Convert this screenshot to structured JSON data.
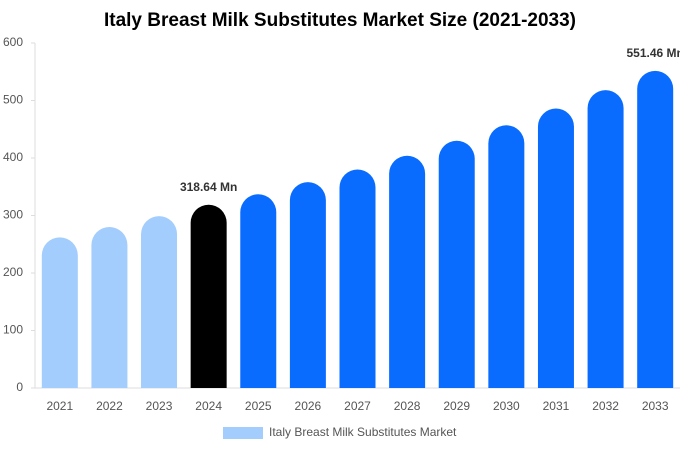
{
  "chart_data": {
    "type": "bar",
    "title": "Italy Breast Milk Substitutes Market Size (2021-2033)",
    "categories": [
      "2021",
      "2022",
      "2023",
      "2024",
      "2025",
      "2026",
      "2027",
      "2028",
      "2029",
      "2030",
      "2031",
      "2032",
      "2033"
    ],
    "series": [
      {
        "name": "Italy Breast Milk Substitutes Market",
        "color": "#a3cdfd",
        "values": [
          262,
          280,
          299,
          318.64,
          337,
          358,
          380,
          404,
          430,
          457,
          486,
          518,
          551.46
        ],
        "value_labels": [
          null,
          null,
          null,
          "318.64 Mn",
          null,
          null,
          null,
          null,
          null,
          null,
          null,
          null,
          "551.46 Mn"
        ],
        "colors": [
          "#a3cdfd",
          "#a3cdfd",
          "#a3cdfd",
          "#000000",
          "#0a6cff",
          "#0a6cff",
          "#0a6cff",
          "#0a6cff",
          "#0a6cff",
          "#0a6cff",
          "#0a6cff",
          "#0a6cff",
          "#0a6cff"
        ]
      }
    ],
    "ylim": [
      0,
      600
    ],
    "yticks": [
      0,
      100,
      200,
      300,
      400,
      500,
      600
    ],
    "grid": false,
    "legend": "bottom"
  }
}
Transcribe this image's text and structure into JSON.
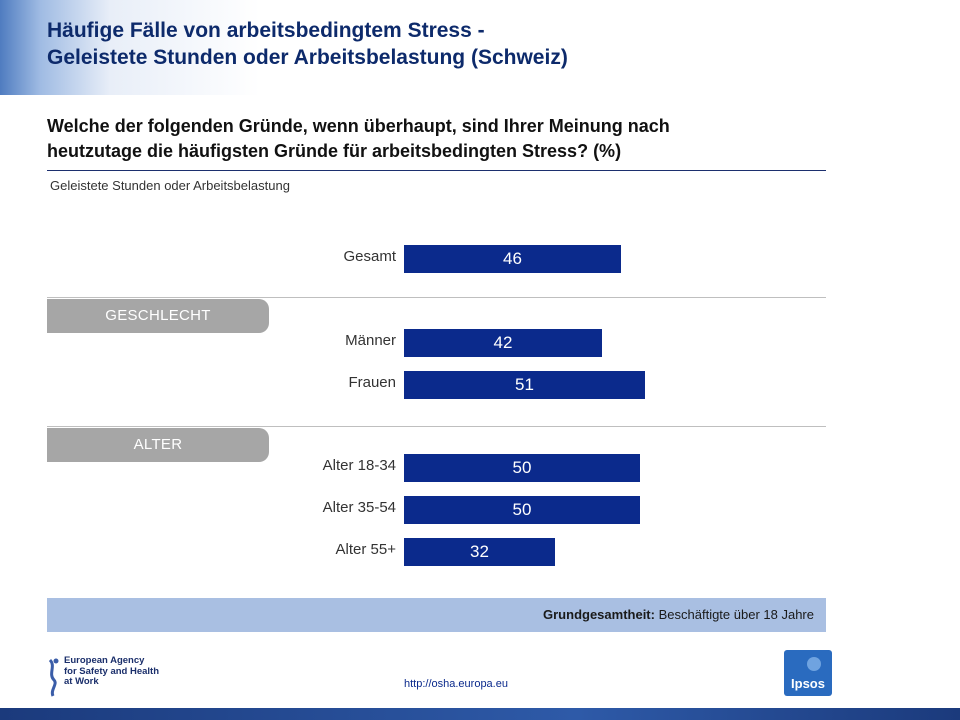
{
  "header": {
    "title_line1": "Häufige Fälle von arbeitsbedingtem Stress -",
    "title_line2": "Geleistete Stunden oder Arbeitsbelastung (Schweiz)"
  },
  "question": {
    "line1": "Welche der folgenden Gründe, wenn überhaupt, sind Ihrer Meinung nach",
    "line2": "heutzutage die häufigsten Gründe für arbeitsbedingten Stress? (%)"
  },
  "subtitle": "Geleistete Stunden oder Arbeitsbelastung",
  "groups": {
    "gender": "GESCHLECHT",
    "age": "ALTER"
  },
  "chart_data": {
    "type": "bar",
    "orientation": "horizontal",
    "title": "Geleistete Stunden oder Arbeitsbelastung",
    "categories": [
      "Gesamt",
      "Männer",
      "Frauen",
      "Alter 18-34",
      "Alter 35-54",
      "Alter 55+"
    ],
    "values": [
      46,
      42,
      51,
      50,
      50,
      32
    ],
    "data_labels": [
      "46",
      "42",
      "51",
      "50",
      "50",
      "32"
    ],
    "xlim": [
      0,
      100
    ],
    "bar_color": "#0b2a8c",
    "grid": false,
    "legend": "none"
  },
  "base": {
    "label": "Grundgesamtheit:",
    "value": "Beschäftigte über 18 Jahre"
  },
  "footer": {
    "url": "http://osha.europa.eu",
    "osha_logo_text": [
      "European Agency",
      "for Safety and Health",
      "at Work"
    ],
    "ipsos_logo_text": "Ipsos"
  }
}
=======
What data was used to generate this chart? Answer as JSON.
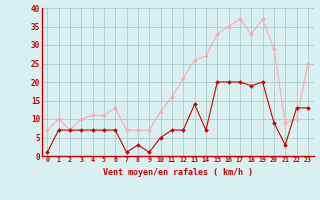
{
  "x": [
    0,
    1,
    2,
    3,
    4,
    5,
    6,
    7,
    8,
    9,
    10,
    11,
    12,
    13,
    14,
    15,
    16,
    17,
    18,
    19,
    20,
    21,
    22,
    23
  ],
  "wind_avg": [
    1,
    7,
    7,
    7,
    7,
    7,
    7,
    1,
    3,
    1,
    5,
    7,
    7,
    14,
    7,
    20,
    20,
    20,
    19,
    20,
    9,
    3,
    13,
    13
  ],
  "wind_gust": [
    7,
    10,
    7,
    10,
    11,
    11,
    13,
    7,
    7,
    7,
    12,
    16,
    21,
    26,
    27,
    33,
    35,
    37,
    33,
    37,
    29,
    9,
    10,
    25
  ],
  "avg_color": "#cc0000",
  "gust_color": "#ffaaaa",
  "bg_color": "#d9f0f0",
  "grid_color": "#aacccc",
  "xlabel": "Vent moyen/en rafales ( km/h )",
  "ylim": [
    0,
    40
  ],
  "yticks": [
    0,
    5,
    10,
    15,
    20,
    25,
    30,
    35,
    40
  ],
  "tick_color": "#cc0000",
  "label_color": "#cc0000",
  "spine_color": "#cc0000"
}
=======
**Task prompt:**
Pull out every line above that holds the word "Substitutes".

**Output of the task:**
    "title": "Italy Breast Milk Substitutes Market Size (2021-2033)",
        "name": "Italy Breast Milk Substitutes Market",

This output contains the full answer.